╭─ RECORDS PROVIDED

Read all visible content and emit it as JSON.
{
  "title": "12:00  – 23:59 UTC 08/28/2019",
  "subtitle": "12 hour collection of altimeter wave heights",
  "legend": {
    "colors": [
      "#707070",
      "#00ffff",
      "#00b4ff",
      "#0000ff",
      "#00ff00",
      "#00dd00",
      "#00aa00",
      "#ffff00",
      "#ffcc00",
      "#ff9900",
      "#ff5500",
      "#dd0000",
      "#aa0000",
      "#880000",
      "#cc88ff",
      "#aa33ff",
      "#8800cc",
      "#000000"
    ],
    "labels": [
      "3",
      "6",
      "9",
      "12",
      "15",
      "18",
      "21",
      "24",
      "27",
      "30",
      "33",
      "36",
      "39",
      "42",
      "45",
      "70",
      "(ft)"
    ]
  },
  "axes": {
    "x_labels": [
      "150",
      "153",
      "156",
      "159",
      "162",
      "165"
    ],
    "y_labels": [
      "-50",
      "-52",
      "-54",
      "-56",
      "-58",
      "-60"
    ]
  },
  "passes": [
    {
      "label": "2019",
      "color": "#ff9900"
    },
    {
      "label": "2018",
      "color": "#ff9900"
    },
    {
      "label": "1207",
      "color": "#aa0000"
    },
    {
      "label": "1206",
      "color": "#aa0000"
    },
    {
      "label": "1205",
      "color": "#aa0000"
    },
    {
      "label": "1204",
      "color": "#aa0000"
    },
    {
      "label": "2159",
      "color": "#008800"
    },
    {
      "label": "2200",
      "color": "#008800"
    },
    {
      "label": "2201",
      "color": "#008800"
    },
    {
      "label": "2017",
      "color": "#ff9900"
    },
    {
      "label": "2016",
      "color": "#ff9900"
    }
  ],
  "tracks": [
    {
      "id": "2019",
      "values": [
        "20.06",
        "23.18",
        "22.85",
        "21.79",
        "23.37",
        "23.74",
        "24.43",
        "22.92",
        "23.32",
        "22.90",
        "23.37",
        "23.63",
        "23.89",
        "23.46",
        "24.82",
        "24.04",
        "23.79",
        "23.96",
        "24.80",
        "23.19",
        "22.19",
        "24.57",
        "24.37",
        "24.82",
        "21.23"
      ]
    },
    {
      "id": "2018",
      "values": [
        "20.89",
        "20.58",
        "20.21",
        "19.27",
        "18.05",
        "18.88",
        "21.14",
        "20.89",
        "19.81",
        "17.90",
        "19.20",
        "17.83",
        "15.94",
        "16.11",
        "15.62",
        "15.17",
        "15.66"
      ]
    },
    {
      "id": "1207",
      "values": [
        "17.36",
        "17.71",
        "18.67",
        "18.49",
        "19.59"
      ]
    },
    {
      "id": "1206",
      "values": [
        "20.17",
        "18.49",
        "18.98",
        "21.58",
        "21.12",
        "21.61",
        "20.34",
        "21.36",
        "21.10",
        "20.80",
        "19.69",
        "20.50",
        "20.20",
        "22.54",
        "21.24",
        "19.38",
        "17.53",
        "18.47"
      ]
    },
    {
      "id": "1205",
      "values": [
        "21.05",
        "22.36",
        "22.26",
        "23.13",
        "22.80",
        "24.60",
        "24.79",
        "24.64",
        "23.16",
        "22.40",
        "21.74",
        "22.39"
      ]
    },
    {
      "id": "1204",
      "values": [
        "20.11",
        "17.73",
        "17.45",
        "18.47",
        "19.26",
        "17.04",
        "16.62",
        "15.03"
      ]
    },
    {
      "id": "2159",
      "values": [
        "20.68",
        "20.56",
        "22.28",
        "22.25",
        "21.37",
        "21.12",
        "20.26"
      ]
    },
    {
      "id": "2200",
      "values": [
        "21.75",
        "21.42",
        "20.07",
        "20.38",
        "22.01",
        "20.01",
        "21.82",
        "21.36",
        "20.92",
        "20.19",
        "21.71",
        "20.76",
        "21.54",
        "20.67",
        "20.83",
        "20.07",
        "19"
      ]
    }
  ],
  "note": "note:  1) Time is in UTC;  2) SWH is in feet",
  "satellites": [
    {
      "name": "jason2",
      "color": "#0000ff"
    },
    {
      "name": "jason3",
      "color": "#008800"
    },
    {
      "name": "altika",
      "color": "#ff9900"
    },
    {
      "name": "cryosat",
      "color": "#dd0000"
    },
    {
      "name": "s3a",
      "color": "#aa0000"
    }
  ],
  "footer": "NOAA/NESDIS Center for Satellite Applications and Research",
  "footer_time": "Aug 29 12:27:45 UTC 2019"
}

╰─

### REQUIRED WORK:
Copy out the material above in its entirety. Every detail must match.

### FULL ANSWER:
Read all visible content and emit it as JSON.
{
  "title": "12:00  – 23:59 UTC 08/28/2019",
  "subtitle": "12 hour collection of altimeter wave heights",
  "legend": {
    "colors": [
      "#707070",
      "#00ffff",
      "#00b4ff",
      "#0000ff",
      "#00ff00",
      "#00dd00",
      "#00aa00",
      "#ffff00",
      "#ffcc00",
      "#ff9900",
      "#ff5500",
      "#dd0000",
      "#aa0000",
      "#880000",
      "#cc88ff",
      "#aa33ff",
      "#8800cc",
      "#000000"
    ],
    "labels": [
      "3",
      "6",
      "9",
      "12",
      "15",
      "18",
      "21",
      "24",
      "27",
      "30",
      "33",
      "36",
      "39",
      "42",
      "45",
      "70",
      "(ft)"
    ]
  },
  "axes": {
    "x_labels": [
      "150",
      "153",
      "156",
      "159",
      "162",
      "165"
    ],
    "y_labels": [
      "-50",
      "-52",
      "-54",
      "-56",
      "-58",
      "-60"
    ]
  },
  "passes": [
    {
      "label": "2019",
      "color": "#ff9900"
    },
    {
      "label": "2018",
      "color": "#ff9900"
    },
    {
      "label": "1207",
      "color": "#aa0000"
    },
    {
      "label": "1206",
      "color": "#aa0000"
    },
    {
      "label": "1205",
      "color": "#aa0000"
    },
    {
      "label": "1204",
      "color": "#aa0000"
    },
    {
      "label": "2159",
      "color": "#008800"
    },
    {
      "label": "2200",
      "color": "#008800"
    },
    {
      "label": "2201",
      "color": "#008800"
    },
    {
      "label": "2017",
      "color": "#ff9900"
    },
    {
      "label": "2016",
      "color": "#ff9900"
    }
  ],
  "tracks": [
    {
      "id": "2019",
      "values": [
        "20.06",
        "23.18",
        "22.85",
        "21.79",
        "23.37",
        "23.74",
        "24.43",
        "22.92",
        "23.32",
        "22.90",
        "23.37",
        "23.63",
        "23.89",
        "23.46",
        "24.82",
        "24.04",
        "23.79",
        "23.96",
        "24.80",
        "23.19",
        "22.19",
        "24.57",
        "24.37",
        "24.82",
        "21.23"
      ]
    },
    {
      "id": "2018",
      "values": [
        "20.89",
        "20.58",
        "20.21",
        "19.27",
        "18.05",
        "18.88",
        "21.14",
        "20.89",
        "19.81",
        "17.90",
        "19.20",
        "17.83",
        "15.94",
        "16.11",
        "15.62",
        "15.17",
        "15.66"
      ]
    },
    {
      "id": "1207",
      "values": [
        "17.36",
        "17.71",
        "18.67",
        "18.49",
        "19.59"
      ]
    },
    {
      "id": "1206",
      "values": [
        "20.17",
        "18.49",
        "18.98",
        "21.58",
        "21.12",
        "21.61",
        "20.34",
        "21.36",
        "21.10",
        "20.80",
        "19.69",
        "20.50",
        "20.20",
        "22.54",
        "21.24",
        "19.38",
        "17.53",
        "18.47"
      ]
    },
    {
      "id": "1205",
      "values": [
        "21.05",
        "22.36",
        "22.26",
        "23.13",
        "22.80",
        "24.60",
        "24.79",
        "24.64",
        "23.16",
        "22.40",
        "21.74",
        "22.39"
      ]
    },
    {
      "id": "1204",
      "values": [
        "20.11",
        "17.73",
        "17.45",
        "18.47",
        "19.26",
        "17.04",
        "16.62",
        "15.03"
      ]
    },
    {
      "id": "2159",
      "values": [
        "20.68",
        "20.56",
        "22.28",
        "22.25",
        "21.37",
        "21.12",
        "20.26"
      ]
    },
    {
      "id": "2200",
      "values": [
        "21.75",
        "21.42",
        "20.07",
        "20.38",
        "22.01",
        "20.01",
        "21.82",
        "21.36",
        "20.92",
        "20.19",
        "21.71",
        "20.76",
        "21.54",
        "20.67",
        "20.83",
        "20.07",
        "19"
      ]
    }
  ],
  "note": "note:  1) Time is in UTC;  2) SWH is in feet",
  "satellites": [
    {
      "name": "jason2",
      "color": "#0000ff"
    },
    {
      "name": "jason3",
      "color": "#008800"
    },
    {
      "name": "altika",
      "color": "#ff9900"
    },
    {
      "name": "cryosat",
      "color": "#dd0000"
    },
    {
      "name": "s3a",
      "color": "#aa0000"
    }
  ],
  "footer": "NOAA/NESDIS Center for Satellite Applications and Research",
  "footer_time": "Aug 29 12:27:45 UTC 2019"
}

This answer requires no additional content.